Retype the whole listing below, character for character.
## Begin Records provided
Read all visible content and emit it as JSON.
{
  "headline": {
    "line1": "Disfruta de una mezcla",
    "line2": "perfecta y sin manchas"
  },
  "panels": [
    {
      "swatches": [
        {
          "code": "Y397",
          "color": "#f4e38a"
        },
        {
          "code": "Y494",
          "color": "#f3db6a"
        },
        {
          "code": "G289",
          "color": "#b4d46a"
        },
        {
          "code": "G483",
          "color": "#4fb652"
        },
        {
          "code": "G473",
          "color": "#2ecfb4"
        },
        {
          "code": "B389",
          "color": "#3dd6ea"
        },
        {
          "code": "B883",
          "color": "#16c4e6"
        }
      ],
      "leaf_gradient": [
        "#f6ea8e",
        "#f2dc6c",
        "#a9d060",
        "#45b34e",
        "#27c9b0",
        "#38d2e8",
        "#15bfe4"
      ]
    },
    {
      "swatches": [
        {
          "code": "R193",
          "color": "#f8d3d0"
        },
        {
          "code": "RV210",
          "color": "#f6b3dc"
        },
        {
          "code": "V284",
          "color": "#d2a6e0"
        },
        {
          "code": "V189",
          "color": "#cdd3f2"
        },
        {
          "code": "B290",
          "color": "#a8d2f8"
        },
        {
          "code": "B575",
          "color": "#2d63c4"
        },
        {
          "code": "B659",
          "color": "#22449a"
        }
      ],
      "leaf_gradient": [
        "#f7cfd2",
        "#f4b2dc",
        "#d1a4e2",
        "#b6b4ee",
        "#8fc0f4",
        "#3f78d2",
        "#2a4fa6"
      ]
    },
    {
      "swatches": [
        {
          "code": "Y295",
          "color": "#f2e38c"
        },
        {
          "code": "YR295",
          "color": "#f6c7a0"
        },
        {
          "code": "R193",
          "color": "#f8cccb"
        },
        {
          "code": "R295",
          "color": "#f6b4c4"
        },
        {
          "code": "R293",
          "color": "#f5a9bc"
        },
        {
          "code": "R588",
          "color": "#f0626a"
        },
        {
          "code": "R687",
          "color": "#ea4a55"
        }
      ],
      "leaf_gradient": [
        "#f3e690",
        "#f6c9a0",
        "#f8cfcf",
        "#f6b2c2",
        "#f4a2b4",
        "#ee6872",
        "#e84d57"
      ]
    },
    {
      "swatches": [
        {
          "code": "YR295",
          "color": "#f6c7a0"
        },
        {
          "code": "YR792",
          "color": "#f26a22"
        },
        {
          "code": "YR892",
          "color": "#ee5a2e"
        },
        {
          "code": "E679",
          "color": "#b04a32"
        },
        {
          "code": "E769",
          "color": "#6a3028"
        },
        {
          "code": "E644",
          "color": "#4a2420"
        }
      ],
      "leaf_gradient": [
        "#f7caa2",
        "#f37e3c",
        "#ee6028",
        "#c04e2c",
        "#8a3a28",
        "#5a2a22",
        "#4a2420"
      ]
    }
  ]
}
## End Records provided
== Exercise result ==
Read all visible content and emit it as JSON.
{
  "headline": {
    "line1": "Disfruta de una mezcla",
    "line2": "perfecta y sin manchas"
  },
  "panels": [
    {
      "swatches": [
        {
          "code": "Y397",
          "color": "#f4e38a"
        },
        {
          "code": "Y494",
          "color": "#f3db6a"
        },
        {
          "code": "G289",
          "color": "#b4d46a"
        },
        {
          "code": "G483",
          "color": "#4fb652"
        },
        {
          "code": "G473",
          "color": "#2ecfb4"
        },
        {
          "code": "B389",
          "color": "#3dd6ea"
        },
        {
          "code": "B883",
          "color": "#16c4e6"
        }
      ],
      "leaf_gradient": [
        "#f6ea8e",
        "#f2dc6c",
        "#a9d060",
        "#45b34e",
        "#27c9b0",
        "#38d2e8",
        "#15bfe4"
      ]
    },
    {
      "swatches": [
        {
          "code": "R193",
          "color": "#f8d3d0"
        },
        {
          "code": "RV210",
          "color": "#f6b3dc"
        },
        {
          "code": "V284",
          "color": "#d2a6e0"
        },
        {
          "code": "V189",
          "color": "#cdd3f2"
        },
        {
          "code": "B290",
          "color": "#a8d2f8"
        },
        {
          "code": "B575",
          "color": "#2d63c4"
        },
        {
          "code": "B659",
          "color": "#22449a"
        }
      ],
      "leaf_gradient": [
        "#f7cfd2",
        "#f4b2dc",
        "#d1a4e2",
        "#b6b4ee",
        "#8fc0f4",
        "#3f78d2",
        "#2a4fa6"
      ]
    },
    {
      "swatches": [
        {
          "code": "Y295",
          "color": "#f2e38c"
        },
        {
          "code": "YR295",
          "color": "#f6c7a0"
        },
        {
          "code": "R193",
          "color": "#f8cccb"
        },
        {
          "code": "R295",
          "color": "#f6b4c4"
        },
        {
          "code": "R293",
          "color": "#f5a9bc"
        },
        {
          "code": "R588",
          "color": "#f0626a"
        },
        {
          "code": "R687",
          "color": "#ea4a55"
        }
      ],
      "leaf_gradient": [
        "#f3e690",
        "#f6c9a0",
        "#f8cfcf",
        "#f6b2c2",
        "#f4a2b4",
        "#ee6872",
        "#e84d57"
      ]
    },
    {
      "swatches": [
        {
          "code": "YR295",
          "color": "#f6c7a0"
        },
        {
          "code": "YR792",
          "color": "#f26a22"
        },
        {
          "code": "YR892",
          "color": "#ee5a2e"
        },
        {
          "code": "E679",
          "color": "#b04a32"
        },
        {
          "code": "E769",
          "color": "#6a3028"
        },
        {
          "code": "E644",
          "color": "#4a2420"
        }
      ],
      "leaf_gradient": [
        "#f7caa2",
        "#f37e3c",
        "#ee6028",
        "#c04e2c",
        "#8a3a28",
        "#5a2a22",
        "#4a2420"
      ]
    }
  ]
}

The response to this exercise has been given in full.